### PROMPT
Write the data below out exactly as it stands. Do not include the pictures.
----- RECORD LIST -----
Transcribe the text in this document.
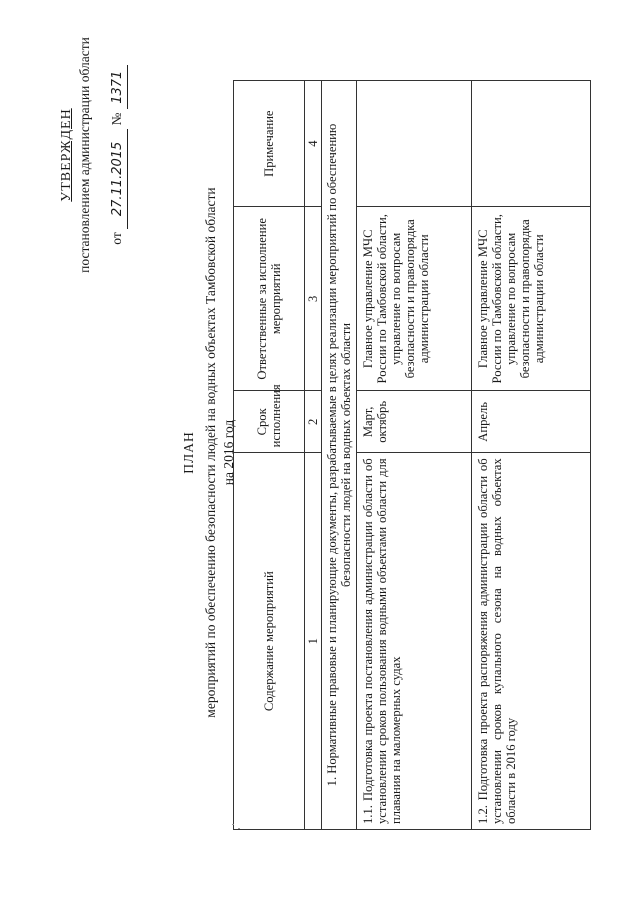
УТВЕРЖДЕН постановлением администрации области от 27.11.2015 № 1371
ПЛАН мероприятий по обеспечению безопасности людей на водных объектах Тамбовской области на 2016 год
Содержание мероприятий	Срок исполнения	Ответственные за исполнение мероприятий	Примечание
1	2	3	4
1. Нормативные правовые и планирующие документы, разрабатываемые в целях реализации мероприятий по обеспечению безопасности людей на водных объектах области			
1.1. Подготовка проекта постановления администрации области об установлении сроков пользования водными объектами области для плавания на маломерных судах	Март, октябрь	Главное управление МЧС России по Тамбовской области, управление по вопросам безопасности и правопорядка администрации области	
1.2. Подготовка проекта распоряжения администрации области об установлении сроков купального сезона на водных объектах области в 2016 году	Апрель	Главное управление МЧС России по Тамбовской области, управление по вопросам безопасности и правопорядка администрации области	
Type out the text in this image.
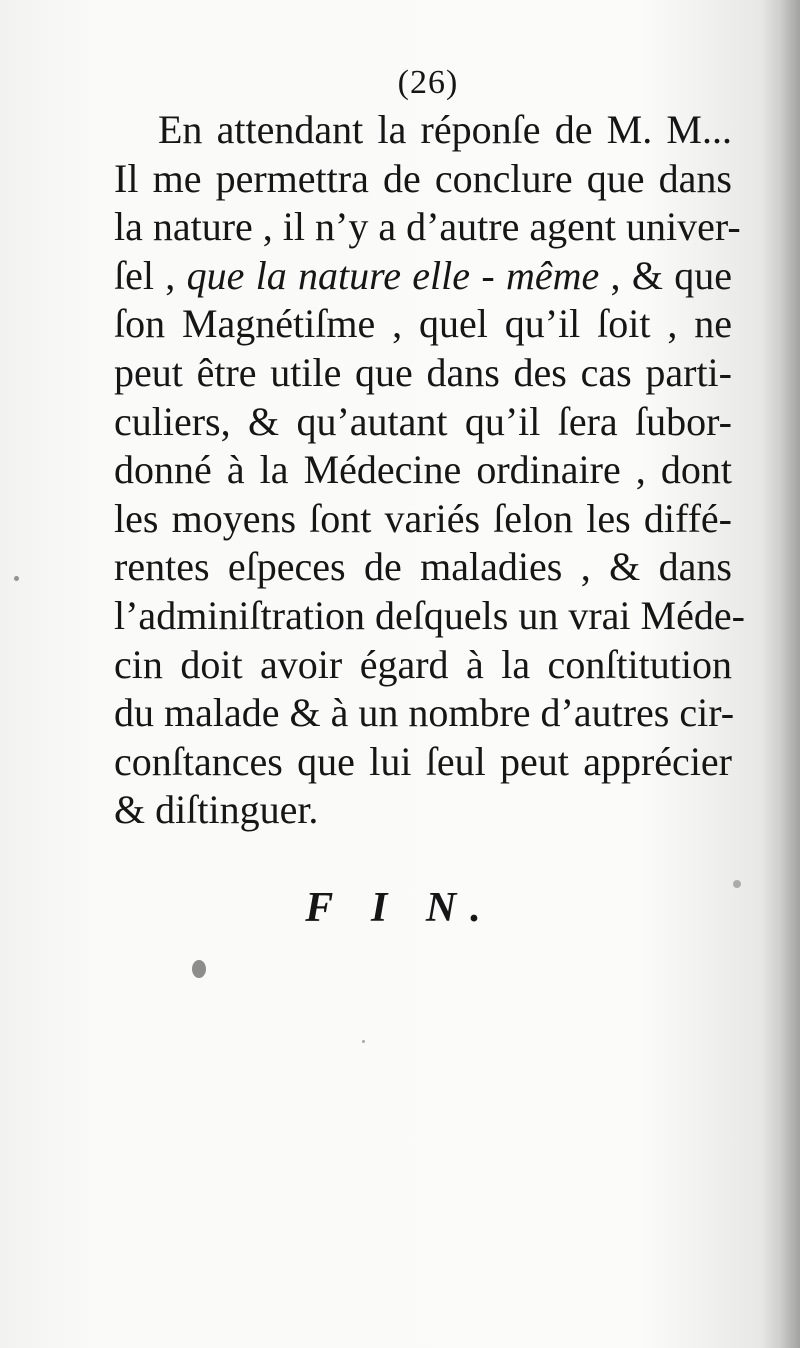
(26)
En attendant la réponſe de M. M...
Il me permettra de conclure que dans
la nature , il n’y a d’autre agent univer-
ſel , que la nature elle - même , & que
ſon Magnétiſme , quel qu’il ſoit , ne
peut être utile que dans des cas parti-
culiers, & qu’autant qu’il ſera ſubor-
donné à la Médecine ordinaire , dont
les moyens ſont variés ſelon les diffé-
rentes eſpeces de maladies , & dans
l’adminiſtration deſquels un vrai Méde-
cin doit avoir égard à la conſtitution
du malade & à un nombre d’autres cir-
conſtances que lui ſeul peut apprécier
& diſtinguer.
F I N.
-----
### IN RESPONSE
Transcribe the text in this document.
УТВЕРЖДЕН постановлением администрации области от 27.11.2015 № 1371
ПЛАН мероприятий по обеспечению безопасности людей на водных объектах Тамбовской области на 2016 год
Содержание мероприятий	Срок исполнения	Ответственные за исполнение мероприятий	Примечание
1	2	3	4
1. Нормативные правовые и планирующие документы, разрабатываемые в целях реализации мероприятий по обеспечению безопасности людей на водных объектах области			
1.1. Подготовка проекта постановления администрации области об установлении сроков пользования водными объектами области для плавания на маломерных судах	Март, октябрь	Главное управление МЧС России по Тамбовской области, управление по вопросам безопасности и правопорядка администрации области	
1.2. Подготовка проекта распоряжения администрации области об установлении сроков купального сезона на водных объектах области в 2016 году	Апрель	Главное управление МЧС России по Тамбовской области, управление по вопросам безопасности и правопорядка администрации области	
Type out the text in this image.
(26)
En attendant la réponſe de M. M...
Il me permettra de conclure que dans
la nature , il n’y a d’autre agent univer-
ſel , que la nature elle - même , & que
ſon Magnétiſme , quel qu’il ſoit , ne
peut être utile que dans des cas parti-
culiers, & qu’autant qu’il ſera ſubor-
donné à la Médecine ordinaire , dont
les moyens ſont variés ſelon les diffé-
rentes eſpeces de maladies , & dans
l’adminiſtration deſquels un vrai Méde-
cin doit avoir égard à la conſtitution
du malade & à un nombre d’autres cir-
conſtances que lui ſeul peut apprécier
& diſtinguer.
F I N.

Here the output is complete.